___ RECORDS TO PROCESS ___

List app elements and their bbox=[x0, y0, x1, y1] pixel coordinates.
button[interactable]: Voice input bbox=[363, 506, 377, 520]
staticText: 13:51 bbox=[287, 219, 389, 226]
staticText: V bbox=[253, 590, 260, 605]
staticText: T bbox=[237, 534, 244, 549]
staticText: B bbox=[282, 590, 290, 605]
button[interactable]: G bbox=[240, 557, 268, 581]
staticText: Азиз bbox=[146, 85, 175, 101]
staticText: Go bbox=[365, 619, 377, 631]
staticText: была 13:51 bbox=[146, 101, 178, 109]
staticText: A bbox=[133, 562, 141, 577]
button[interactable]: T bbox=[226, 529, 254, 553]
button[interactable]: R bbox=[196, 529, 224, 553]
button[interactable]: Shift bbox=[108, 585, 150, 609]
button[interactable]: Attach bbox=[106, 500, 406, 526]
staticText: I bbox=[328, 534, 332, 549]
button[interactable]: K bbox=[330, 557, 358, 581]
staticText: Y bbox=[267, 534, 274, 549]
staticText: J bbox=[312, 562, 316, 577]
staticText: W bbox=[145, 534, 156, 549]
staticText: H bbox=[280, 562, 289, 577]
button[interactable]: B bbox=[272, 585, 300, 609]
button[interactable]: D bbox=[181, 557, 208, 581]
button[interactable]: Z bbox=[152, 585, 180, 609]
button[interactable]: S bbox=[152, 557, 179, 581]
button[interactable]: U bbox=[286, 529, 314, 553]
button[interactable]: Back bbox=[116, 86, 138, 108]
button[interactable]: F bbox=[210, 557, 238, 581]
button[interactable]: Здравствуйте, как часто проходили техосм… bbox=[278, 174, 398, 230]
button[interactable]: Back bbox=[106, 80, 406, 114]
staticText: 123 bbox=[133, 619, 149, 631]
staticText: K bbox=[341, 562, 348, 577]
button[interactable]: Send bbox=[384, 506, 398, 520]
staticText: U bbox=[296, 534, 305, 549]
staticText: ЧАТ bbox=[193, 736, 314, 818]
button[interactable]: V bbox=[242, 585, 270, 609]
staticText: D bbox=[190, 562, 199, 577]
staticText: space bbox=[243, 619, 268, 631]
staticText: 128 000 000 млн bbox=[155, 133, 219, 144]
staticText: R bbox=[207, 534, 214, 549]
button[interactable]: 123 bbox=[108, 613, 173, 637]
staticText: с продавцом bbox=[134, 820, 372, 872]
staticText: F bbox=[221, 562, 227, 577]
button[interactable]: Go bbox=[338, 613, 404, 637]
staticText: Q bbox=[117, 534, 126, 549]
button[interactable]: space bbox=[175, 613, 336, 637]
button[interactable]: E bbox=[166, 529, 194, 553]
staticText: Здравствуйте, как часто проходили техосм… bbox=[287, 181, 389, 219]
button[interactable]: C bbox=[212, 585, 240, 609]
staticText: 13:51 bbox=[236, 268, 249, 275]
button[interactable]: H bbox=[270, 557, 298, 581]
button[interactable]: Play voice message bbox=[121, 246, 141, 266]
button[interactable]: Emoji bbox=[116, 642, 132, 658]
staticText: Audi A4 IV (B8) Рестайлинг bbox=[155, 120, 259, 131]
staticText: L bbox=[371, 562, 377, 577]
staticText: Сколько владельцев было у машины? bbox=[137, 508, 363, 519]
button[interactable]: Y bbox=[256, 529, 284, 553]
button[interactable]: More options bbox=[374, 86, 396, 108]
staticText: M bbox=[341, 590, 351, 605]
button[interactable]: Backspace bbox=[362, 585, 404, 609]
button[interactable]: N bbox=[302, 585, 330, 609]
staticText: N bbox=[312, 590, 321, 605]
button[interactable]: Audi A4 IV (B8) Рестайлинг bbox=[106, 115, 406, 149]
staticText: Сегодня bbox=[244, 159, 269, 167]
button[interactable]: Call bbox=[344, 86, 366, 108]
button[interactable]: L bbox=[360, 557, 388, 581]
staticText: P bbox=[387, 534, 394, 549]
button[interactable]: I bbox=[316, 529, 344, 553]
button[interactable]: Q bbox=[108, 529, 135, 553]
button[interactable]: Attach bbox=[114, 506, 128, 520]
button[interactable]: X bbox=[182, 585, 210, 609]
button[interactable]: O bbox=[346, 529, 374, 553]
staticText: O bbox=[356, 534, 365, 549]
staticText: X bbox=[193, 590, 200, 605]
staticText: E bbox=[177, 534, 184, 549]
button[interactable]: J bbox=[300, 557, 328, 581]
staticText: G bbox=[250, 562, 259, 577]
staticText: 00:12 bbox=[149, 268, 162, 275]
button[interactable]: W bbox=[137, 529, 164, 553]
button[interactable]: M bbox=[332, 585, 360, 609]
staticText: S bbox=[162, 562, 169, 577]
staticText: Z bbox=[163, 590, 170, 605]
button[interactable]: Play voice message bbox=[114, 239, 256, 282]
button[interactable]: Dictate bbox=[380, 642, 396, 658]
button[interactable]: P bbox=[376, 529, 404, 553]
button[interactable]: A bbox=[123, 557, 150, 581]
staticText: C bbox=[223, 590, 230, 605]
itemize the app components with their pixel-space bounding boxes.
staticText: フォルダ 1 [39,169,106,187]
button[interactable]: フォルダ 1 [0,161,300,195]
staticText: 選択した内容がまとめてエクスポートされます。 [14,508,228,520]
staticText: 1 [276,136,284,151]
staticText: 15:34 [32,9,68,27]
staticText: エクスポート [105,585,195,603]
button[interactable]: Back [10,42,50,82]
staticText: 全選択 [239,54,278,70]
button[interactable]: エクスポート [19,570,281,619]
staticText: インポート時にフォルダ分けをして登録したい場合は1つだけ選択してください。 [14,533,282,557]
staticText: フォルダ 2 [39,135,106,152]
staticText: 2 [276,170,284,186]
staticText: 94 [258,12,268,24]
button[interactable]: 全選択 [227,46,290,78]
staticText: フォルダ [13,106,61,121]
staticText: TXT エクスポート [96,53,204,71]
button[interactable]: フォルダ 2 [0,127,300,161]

___

**EXERCISE**
Reproduce the listing above line for line, with no changes.

**TASK OUTPUT**
List app elements and their bbox=[x0, y0, x1, y1] pixel coordinates.
button[interactable]: Voice input bbox=[363, 506, 377, 520]
staticText: 13:51 bbox=[287, 219, 389, 226]
staticText: V bbox=[253, 590, 260, 605]
staticText: T bbox=[237, 534, 244, 549]
staticText: B bbox=[282, 590, 290, 605]
button[interactable]: G bbox=[240, 557, 268, 581]
staticText: Азиз bbox=[146, 85, 175, 101]
staticText: Go bbox=[365, 619, 377, 631]
staticText: была 13:51 bbox=[146, 101, 178, 109]
staticText: A bbox=[133, 562, 141, 577]
button[interactable]: T bbox=[226, 529, 254, 553]
button[interactable]: R bbox=[196, 529, 224, 553]
button[interactable]: Shift bbox=[108, 585, 150, 609]
button[interactable]: Attach bbox=[106, 500, 406, 526]
staticText: I bbox=[328, 534, 332, 549]
button[interactable]: K bbox=[330, 557, 358, 581]
staticText: Y bbox=[267, 534, 274, 549]
staticText: J bbox=[312, 562, 316, 577]
staticText: W bbox=[145, 534, 156, 549]
staticText: H bbox=[280, 562, 289, 577]
button[interactable]: B bbox=[272, 585, 300, 609]
button[interactable]: D bbox=[181, 557, 208, 581]
button[interactable]: Z bbox=[152, 585, 180, 609]
button[interactable]: S bbox=[152, 557, 179, 581]
button[interactable]: U bbox=[286, 529, 314, 553]
button[interactable]: Back bbox=[116, 86, 138, 108]
button[interactable]: F bbox=[210, 557, 238, 581]
button[interactable]: Здравствуйте, как часто проходили техосм… bbox=[278, 174, 398, 230]
button[interactable]: Back bbox=[106, 80, 406, 114]
staticText: 123 bbox=[133, 619, 149, 631]
staticText: K bbox=[341, 562, 348, 577]
button[interactable]: Send bbox=[384, 506, 398, 520]
staticText: U bbox=[296, 534, 305, 549]
staticText: ЧАТ bbox=[193, 736, 314, 818]
button[interactable]: V bbox=[242, 585, 270, 609]
staticText: D bbox=[190, 562, 199, 577]
staticText: space bbox=[243, 619, 268, 631]
staticText: 128 000 000 млн bbox=[155, 133, 219, 144]
staticText: R bbox=[207, 534, 214, 549]
button[interactable]: 123 bbox=[108, 613, 173, 637]
staticText: с продавцом bbox=[134, 820, 372, 872]
staticText: F bbox=[221, 562, 227, 577]
button[interactable]: Go bbox=[338, 613, 404, 637]
staticText: Q bbox=[117, 534, 126, 549]
button[interactable]: space bbox=[175, 613, 336, 637]
button[interactable]: E bbox=[166, 529, 194, 553]
staticText: Здравствуйте, как часто проходили техосм… bbox=[287, 181, 389, 219]
button[interactable]: C bbox=[212, 585, 240, 609]
staticText: 13:51 bbox=[236, 268, 249, 275]
button[interactable]: H bbox=[270, 557, 298, 581]
button[interactable]: Play voice message bbox=[121, 246, 141, 266]
button[interactable]: Emoji bbox=[116, 642, 132, 658]
staticText: Audi A4 IV (B8) Рестайлинг bbox=[155, 120, 259, 131]
staticText: L bbox=[371, 562, 377, 577]
staticText: Сколько владельцев было у машины? bbox=[137, 508, 363, 519]
button[interactable]: Y bbox=[256, 529, 284, 553]
button[interactable]: More options bbox=[374, 86, 396, 108]
staticText: M bbox=[341, 590, 351, 605]
button[interactable]: Backspace bbox=[362, 585, 404, 609]
button[interactable]: N bbox=[302, 585, 330, 609]
staticText: N bbox=[312, 590, 321, 605]
button[interactable]: Audi A4 IV (B8) Рестайлинг bbox=[106, 115, 406, 149]
staticText: Сегодня bbox=[244, 159, 269, 167]
button[interactable]: Call bbox=[344, 86, 366, 108]
button[interactable]: L bbox=[360, 557, 388, 581]
staticText: P bbox=[387, 534, 394, 549]
button[interactable]: I bbox=[316, 529, 344, 553]
button[interactable]: Q bbox=[108, 529, 135, 553]
button[interactable]: Attach bbox=[114, 506, 128, 520]
button[interactable]: X bbox=[182, 585, 210, 609]
button[interactable]: O bbox=[346, 529, 374, 553]
staticText: O bbox=[356, 534, 365, 549]
staticText: X bbox=[193, 590, 200, 605]
staticText: E bbox=[177, 534, 184, 549]
button[interactable]: J bbox=[300, 557, 328, 581]
staticText: G bbox=[250, 562, 259, 577]
staticText: 00:12 bbox=[149, 268, 162, 275]
button[interactable]: W bbox=[137, 529, 164, 553]
button[interactable]: M bbox=[332, 585, 360, 609]
staticText: S bbox=[162, 562, 169, 577]
staticText: Z bbox=[163, 590, 170, 605]
button[interactable]: Play voice message bbox=[114, 239, 256, 282]
button[interactable]: Dictate bbox=[380, 642, 396, 658]
button[interactable]: P bbox=[376, 529, 404, 553]
button[interactable]: A bbox=[123, 557, 150, 581]
staticText: C bbox=[223, 590, 230, 605]
itemize the app components with their pixel-space bounding boxes.
staticText: フォルダ 1 [39,169,106,187]
button[interactable]: フォルダ 1 [0,161,300,195]
staticText: 選択した内容がまとめてエクスポートされます。 [14,508,228,520]
staticText: 1 [276,136,284,151]
staticText: 15:34 [32,9,68,27]
staticText: エクスポート [105,585,195,603]
button[interactable]: Back [10,42,50,82]
staticText: 全選択 [239,54,278,70]
button[interactable]: エクスポート [19,570,281,619]
staticText: インポート時にフォルダ分けをして登録したい場合は1つだけ選択してください。 [14,533,282,557]
staticText: フォルダ 2 [39,135,106,152]
staticText: 2 [276,170,284,186]
staticText: 94 [258,12,268,24]
button[interactable]: 全選択 [227,46,290,78]
staticText: フォルダ [13,106,61,121]
staticText: TXT エクスポート [96,53,204,71]
button[interactable]: フォルダ 2 [0,127,300,161]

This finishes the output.